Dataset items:
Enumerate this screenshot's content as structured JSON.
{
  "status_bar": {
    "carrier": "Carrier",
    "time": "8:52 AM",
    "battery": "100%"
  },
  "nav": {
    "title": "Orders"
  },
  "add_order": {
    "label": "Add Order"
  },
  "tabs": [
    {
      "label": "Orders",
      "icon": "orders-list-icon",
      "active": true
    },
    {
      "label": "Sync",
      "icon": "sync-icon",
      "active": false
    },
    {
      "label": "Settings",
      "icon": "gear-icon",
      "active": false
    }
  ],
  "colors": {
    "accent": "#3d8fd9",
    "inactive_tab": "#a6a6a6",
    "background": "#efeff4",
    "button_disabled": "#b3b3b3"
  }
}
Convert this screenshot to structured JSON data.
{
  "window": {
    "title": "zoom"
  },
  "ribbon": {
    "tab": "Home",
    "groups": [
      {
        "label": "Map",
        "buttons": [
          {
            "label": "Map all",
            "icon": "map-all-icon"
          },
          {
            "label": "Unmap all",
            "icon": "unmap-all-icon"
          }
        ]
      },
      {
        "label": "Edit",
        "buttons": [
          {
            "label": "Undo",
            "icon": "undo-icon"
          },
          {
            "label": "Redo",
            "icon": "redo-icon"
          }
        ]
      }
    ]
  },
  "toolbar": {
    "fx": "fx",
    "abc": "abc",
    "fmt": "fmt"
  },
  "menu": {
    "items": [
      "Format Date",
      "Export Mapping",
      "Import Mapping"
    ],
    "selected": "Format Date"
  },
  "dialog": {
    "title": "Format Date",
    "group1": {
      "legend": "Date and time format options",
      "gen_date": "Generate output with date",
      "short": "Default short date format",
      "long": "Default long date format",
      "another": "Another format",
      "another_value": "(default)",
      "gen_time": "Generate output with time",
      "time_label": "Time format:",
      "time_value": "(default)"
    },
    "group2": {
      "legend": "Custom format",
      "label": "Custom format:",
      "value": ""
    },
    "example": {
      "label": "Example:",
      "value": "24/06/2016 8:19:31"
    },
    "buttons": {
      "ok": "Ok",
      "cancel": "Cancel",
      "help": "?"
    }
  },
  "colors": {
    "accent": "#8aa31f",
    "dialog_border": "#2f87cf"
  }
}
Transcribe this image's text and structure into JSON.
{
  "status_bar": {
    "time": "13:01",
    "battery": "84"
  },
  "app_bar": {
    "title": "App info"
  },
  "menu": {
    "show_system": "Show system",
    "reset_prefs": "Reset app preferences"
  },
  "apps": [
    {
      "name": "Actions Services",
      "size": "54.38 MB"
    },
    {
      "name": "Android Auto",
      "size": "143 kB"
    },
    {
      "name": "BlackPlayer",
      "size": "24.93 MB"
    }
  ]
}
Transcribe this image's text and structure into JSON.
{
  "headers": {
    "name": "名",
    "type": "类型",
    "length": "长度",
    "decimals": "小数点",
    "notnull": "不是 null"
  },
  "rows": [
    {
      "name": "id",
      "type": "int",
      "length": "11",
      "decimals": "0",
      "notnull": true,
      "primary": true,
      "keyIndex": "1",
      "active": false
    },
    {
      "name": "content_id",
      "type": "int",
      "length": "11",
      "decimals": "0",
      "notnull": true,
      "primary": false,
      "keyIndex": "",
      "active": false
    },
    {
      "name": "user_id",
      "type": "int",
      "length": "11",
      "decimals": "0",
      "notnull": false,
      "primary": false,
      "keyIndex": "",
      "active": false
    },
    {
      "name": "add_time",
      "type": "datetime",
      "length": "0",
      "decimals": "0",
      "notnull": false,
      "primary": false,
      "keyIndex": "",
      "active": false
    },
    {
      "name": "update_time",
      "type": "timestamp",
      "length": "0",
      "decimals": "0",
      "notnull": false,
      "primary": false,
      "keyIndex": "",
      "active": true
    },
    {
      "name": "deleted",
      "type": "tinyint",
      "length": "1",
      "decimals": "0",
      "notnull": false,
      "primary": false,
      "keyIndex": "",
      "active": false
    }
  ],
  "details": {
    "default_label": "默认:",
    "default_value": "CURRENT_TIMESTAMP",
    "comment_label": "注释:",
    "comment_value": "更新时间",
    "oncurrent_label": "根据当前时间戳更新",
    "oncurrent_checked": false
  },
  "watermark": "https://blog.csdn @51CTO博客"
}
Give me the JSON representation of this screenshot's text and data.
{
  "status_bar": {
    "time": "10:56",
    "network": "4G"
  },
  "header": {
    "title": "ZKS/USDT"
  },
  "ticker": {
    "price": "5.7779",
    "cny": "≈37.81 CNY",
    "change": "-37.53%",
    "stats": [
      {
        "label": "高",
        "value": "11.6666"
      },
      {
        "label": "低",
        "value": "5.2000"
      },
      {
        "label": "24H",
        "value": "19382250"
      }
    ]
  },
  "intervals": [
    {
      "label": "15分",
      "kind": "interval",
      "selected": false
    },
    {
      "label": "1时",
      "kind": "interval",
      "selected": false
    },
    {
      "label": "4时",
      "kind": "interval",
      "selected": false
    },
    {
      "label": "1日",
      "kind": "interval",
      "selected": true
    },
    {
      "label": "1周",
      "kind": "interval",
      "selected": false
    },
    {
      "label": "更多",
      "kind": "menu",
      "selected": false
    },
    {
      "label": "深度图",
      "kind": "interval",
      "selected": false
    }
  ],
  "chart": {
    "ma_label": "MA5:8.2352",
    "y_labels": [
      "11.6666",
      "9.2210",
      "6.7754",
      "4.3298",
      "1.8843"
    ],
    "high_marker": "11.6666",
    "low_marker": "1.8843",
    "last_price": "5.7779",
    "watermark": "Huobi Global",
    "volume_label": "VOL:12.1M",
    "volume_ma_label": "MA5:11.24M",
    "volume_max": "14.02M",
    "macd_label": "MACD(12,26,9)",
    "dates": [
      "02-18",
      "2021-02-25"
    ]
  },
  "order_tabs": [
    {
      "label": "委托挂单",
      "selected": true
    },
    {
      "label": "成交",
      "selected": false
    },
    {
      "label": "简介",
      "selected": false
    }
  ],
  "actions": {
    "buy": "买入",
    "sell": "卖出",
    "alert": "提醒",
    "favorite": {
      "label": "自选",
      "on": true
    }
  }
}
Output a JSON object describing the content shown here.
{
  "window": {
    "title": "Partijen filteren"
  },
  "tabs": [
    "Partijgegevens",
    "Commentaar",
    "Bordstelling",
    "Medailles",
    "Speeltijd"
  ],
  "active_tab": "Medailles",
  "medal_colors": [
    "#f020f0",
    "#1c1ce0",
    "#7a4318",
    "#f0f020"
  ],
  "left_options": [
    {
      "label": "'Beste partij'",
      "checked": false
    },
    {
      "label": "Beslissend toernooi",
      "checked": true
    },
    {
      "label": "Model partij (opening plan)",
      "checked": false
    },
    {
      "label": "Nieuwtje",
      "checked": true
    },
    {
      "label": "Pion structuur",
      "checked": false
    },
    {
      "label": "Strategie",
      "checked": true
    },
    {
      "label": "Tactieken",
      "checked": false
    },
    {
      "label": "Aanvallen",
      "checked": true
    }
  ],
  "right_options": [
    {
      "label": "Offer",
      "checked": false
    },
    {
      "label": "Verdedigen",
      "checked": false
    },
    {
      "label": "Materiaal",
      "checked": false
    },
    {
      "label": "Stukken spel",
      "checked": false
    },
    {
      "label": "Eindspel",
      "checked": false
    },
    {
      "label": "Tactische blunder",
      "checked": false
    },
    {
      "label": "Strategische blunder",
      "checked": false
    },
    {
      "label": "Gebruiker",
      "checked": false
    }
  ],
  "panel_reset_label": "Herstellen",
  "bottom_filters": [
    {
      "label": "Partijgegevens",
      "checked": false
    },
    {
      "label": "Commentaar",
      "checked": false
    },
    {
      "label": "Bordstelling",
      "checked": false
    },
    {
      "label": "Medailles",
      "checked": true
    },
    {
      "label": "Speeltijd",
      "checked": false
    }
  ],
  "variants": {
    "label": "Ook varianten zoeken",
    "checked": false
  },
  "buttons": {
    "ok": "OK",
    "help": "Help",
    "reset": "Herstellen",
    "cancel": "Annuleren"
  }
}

Task brief: From the material, report only how many lines include the word "this".

Exercise response: 5